▸ What the task requires
Could you transcribe every record below exactly as written, leaving out any pictures?

Data items
■ ■ ■ ■

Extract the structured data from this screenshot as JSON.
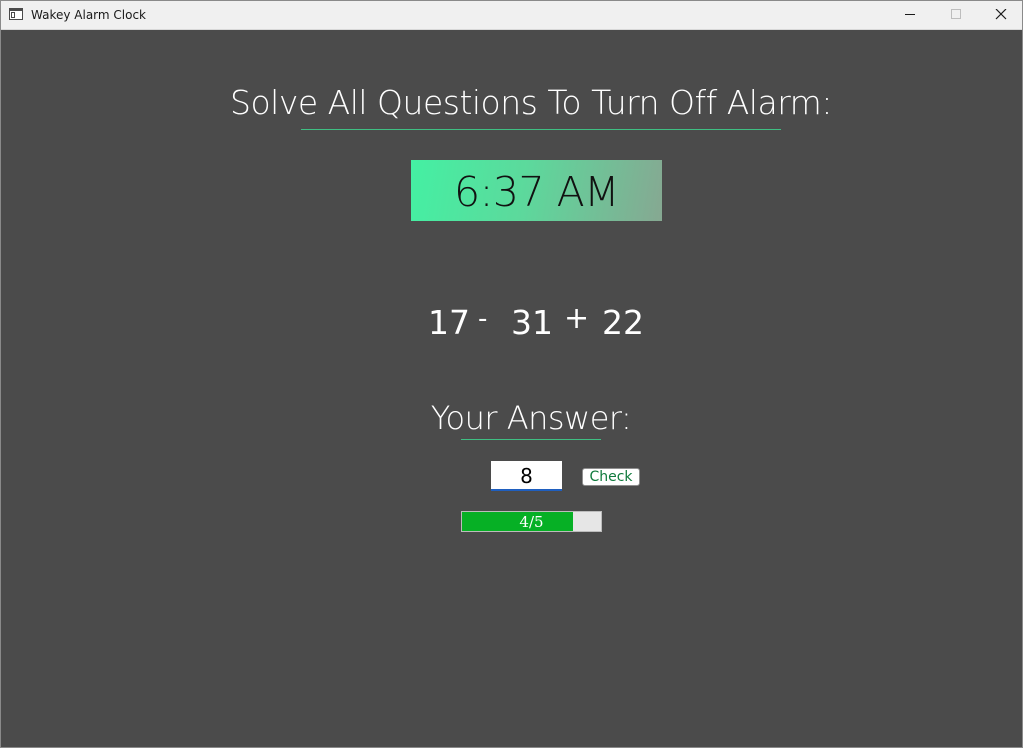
{
  "window": {
    "title": "Wakey Alarm Clock",
    "icon": "app-window-icon",
    "controls": {
      "minimize_icon": "minimize-icon",
      "maximize_icon": "maximize-icon",
      "close_icon": "close-icon"
    }
  },
  "main": {
    "heading": "Solve All Questions To Turn Off Alarm:",
    "clock": {
      "time": "6:37 AM",
      "gradient_colors": [
        "#44f0a3",
        "#86a892"
      ]
    },
    "question": {
      "operand1": "17",
      "operator1": "-",
      "operand2": "31",
      "operator2": "+",
      "operand3": "22"
    },
    "answer_label": "Your Answer:",
    "answer_input": {
      "value": "8"
    },
    "check_button_label": "Check",
    "progress": {
      "label": "4/5",
      "completed": 4,
      "total": 5,
      "fill_color": "#06b025"
    }
  },
  "colors": {
    "background": "#4b4b4b",
    "accent": "#3fbf83",
    "button_text": "#0f7a3c"
  }
}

■ ■ ■ ■

▸ Response below
Extract the structured data from this screenshot as JSON.
{
  "window": {
    "title": "Wakey Alarm Clock",
    "icon": "app-window-icon",
    "controls": {
      "minimize_icon": "minimize-icon",
      "maximize_icon": "maximize-icon",
      "close_icon": "close-icon"
    }
  },
  "main": {
    "heading": "Solve All Questions To Turn Off Alarm:",
    "clock": {
      "time": "6:37 AM",
      "gradient_colors": [
        "#44f0a3",
        "#86a892"
      ]
    },
    "question": {
      "operand1": "17",
      "operator1": "-",
      "operand2": "31",
      "operator2": "+",
      "operand3": "22"
    },
    "answer_label": "Your Answer:",
    "answer_input": {
      "value": "8"
    },
    "check_button_label": "Check",
    "progress": {
      "label": "4/5",
      "completed": 4,
      "total": 5,
      "fill_color": "#06b025"
    }
  },
  "colors": {
    "background": "#4b4b4b",
    "accent": "#3fbf83",
    "button_text": "#0f7a3c"
  }
}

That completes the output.